───── Raw data
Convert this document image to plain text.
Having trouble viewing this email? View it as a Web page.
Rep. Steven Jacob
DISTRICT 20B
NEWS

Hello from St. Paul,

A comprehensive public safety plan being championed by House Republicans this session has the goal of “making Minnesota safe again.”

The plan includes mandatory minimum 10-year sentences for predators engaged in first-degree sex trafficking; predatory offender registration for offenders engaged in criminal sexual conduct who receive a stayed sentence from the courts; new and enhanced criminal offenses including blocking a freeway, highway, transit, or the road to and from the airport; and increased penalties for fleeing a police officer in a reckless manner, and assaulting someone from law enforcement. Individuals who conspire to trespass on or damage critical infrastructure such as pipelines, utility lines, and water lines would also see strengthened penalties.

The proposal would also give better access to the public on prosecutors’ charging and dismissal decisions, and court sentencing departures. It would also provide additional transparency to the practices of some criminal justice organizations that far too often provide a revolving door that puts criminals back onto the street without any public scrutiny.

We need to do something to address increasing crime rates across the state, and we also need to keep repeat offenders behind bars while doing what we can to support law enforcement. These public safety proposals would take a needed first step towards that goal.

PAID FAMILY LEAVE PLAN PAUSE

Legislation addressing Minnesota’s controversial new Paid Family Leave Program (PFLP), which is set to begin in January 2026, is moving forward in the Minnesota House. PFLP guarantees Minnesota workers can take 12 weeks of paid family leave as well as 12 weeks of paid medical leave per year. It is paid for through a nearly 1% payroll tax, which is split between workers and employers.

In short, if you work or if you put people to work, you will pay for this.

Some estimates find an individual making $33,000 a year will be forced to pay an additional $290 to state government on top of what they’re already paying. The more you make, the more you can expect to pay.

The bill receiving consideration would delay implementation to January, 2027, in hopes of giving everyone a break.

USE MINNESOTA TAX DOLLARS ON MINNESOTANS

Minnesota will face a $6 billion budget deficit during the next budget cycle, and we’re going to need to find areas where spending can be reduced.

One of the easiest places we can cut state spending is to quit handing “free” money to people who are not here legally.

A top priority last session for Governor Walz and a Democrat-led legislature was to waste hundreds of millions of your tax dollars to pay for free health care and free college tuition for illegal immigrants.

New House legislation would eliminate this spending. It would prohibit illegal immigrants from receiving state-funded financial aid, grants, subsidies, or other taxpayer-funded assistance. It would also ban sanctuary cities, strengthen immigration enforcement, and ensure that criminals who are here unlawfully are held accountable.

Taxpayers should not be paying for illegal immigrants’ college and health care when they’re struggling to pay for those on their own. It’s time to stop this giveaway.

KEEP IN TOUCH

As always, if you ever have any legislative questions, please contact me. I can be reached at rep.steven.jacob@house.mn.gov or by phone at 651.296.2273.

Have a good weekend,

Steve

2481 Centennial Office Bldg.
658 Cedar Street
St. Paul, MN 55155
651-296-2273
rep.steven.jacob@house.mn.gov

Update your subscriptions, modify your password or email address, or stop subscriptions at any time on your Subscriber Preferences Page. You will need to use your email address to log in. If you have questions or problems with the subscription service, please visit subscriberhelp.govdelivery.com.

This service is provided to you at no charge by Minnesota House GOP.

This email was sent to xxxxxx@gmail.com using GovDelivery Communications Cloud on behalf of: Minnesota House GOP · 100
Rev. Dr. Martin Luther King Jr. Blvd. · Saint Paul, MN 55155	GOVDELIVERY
──────────
───── Raw data
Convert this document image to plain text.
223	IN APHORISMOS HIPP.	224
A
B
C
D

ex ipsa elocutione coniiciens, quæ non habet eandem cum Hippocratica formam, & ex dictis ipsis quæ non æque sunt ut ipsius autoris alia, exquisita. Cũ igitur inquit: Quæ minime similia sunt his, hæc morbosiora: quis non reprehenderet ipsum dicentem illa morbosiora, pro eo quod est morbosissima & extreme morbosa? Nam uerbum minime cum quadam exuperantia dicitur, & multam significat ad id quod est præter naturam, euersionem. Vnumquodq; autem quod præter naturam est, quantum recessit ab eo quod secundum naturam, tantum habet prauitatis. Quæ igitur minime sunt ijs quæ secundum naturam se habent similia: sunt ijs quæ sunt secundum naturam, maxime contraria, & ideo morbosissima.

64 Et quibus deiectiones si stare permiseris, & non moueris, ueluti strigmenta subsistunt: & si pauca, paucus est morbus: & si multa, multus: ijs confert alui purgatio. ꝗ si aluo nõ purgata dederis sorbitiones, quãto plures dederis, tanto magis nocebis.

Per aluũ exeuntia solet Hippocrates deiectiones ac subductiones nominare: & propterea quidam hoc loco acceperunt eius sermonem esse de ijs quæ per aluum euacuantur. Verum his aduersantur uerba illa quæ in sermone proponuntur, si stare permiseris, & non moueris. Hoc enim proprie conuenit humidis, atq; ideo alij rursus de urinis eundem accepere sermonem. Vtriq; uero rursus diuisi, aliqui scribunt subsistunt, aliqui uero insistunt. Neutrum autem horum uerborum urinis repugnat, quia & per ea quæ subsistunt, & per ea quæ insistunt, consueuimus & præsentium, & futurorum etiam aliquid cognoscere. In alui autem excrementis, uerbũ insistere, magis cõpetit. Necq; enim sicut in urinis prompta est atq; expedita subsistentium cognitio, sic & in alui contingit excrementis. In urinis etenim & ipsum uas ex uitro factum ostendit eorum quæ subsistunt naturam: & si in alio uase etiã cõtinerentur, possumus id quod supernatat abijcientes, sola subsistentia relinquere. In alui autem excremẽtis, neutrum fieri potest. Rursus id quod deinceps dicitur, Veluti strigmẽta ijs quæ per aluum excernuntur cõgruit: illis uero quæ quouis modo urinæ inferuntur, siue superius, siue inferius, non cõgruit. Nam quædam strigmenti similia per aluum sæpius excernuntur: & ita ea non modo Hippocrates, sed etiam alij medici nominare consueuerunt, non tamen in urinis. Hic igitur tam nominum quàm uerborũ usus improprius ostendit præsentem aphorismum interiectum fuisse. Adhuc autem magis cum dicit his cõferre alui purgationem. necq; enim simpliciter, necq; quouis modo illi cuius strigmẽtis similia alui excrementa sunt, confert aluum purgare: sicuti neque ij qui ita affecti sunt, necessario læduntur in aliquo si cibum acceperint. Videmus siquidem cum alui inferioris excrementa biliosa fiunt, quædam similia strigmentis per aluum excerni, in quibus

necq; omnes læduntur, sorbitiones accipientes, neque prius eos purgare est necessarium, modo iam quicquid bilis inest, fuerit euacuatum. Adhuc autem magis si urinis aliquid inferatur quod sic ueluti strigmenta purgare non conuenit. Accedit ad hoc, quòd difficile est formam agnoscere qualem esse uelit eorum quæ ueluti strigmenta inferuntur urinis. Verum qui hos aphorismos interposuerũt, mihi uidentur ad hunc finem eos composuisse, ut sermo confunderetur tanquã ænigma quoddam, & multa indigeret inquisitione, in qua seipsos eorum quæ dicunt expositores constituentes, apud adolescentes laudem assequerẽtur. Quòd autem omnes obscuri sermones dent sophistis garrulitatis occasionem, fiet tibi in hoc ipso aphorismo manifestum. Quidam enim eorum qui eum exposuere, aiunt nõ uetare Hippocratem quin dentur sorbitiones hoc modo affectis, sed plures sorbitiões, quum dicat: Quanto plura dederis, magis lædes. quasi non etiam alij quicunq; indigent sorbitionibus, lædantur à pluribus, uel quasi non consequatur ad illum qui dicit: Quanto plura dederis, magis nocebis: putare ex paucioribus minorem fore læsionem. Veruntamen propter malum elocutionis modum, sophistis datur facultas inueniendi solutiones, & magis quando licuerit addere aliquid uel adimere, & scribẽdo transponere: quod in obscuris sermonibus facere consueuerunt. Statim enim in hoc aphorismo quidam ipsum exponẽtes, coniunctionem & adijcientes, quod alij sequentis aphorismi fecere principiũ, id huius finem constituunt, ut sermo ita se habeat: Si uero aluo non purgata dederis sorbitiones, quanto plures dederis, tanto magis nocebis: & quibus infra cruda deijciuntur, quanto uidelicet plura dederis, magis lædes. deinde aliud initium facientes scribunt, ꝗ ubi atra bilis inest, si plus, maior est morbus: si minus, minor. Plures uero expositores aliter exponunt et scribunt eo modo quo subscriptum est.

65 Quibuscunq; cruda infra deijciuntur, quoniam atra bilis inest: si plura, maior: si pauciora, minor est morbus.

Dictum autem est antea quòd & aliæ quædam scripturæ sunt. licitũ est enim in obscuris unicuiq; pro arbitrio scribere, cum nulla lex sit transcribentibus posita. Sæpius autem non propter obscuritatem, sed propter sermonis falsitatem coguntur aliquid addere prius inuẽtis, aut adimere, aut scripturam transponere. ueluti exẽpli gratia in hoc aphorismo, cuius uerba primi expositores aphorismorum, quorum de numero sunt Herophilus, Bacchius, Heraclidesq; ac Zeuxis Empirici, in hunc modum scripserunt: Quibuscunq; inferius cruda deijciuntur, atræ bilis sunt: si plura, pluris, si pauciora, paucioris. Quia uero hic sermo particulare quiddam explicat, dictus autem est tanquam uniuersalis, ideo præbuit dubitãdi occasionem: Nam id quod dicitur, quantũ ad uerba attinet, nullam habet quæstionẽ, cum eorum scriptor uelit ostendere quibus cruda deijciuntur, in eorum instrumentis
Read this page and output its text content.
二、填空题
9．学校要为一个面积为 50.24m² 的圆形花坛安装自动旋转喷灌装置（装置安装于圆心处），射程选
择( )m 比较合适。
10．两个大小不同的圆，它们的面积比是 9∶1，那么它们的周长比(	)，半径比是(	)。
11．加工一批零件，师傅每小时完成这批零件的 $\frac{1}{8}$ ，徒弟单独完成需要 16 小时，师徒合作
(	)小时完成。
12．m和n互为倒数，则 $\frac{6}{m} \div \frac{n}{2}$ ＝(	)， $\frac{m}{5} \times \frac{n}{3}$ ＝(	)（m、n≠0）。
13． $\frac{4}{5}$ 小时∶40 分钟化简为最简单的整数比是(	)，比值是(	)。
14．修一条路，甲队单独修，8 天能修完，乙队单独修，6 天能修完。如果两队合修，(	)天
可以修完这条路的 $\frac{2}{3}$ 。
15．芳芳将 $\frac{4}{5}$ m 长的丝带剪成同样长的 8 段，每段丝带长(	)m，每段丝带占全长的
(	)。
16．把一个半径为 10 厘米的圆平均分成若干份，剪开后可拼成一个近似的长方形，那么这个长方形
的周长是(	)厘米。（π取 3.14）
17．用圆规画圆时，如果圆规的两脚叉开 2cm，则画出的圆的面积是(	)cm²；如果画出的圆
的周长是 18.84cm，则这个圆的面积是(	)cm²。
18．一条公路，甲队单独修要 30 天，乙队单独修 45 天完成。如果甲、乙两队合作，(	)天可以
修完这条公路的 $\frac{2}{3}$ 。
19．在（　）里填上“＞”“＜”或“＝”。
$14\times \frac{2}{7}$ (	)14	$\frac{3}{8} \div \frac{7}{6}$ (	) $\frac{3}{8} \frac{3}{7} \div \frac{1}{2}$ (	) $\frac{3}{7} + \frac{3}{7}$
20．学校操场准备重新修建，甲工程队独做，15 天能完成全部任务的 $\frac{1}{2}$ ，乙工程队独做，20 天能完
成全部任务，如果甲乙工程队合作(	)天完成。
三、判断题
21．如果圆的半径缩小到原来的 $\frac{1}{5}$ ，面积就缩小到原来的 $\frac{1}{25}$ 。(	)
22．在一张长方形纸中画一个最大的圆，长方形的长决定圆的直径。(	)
──────────
Set exercise
For each line in the data above that contains the string "frac", extract the line.

Problem solution
11．加工一批零件，师傅每小时完成这批零件的 $\frac{1}{8}$ ，徒弟单独完成需要 16 小时，师徒合作
12．m和n互为倒数，则 $\frac{6}{m} \div \frac{n}{2}$ ＝(	)， $\frac{m}{5} \times \frac{n}{3}$ ＝(	)（m、n≠0）。
13． $\frac{4}{5}$ 小时∶40 分钟化简为最简单的整数比是(	)，比值是(	)。
可以修完这条路的 $\frac{2}{3}$ 。
15．芳芳将 $\frac{4}{5}$ m 长的丝带剪成同样长的 8 段，每段丝带长(	)m，每段丝带占全长的
修完这条公路的 $\frac{2}{3}$ 。
$14\times \frac{2}{7}$ (	)14	$\frac{3}{8} \div \frac{7}{6}$ (	) $\frac{3}{8} \frac{3}{7} \div \frac{1}{2}$ (	) $\frac{3}{7} + \frac{3}{7}$
20．学校操场准备重新修建，甲工程队独做，15 天能完成全部任务的 $\frac{1}{2}$ ，乙工程队独做，20 天能完
21．如果圆的半径缩小到原来的 $\frac{1}{5}$ ，面积就缩小到原来的 $\frac{1}{25}$ 。(	)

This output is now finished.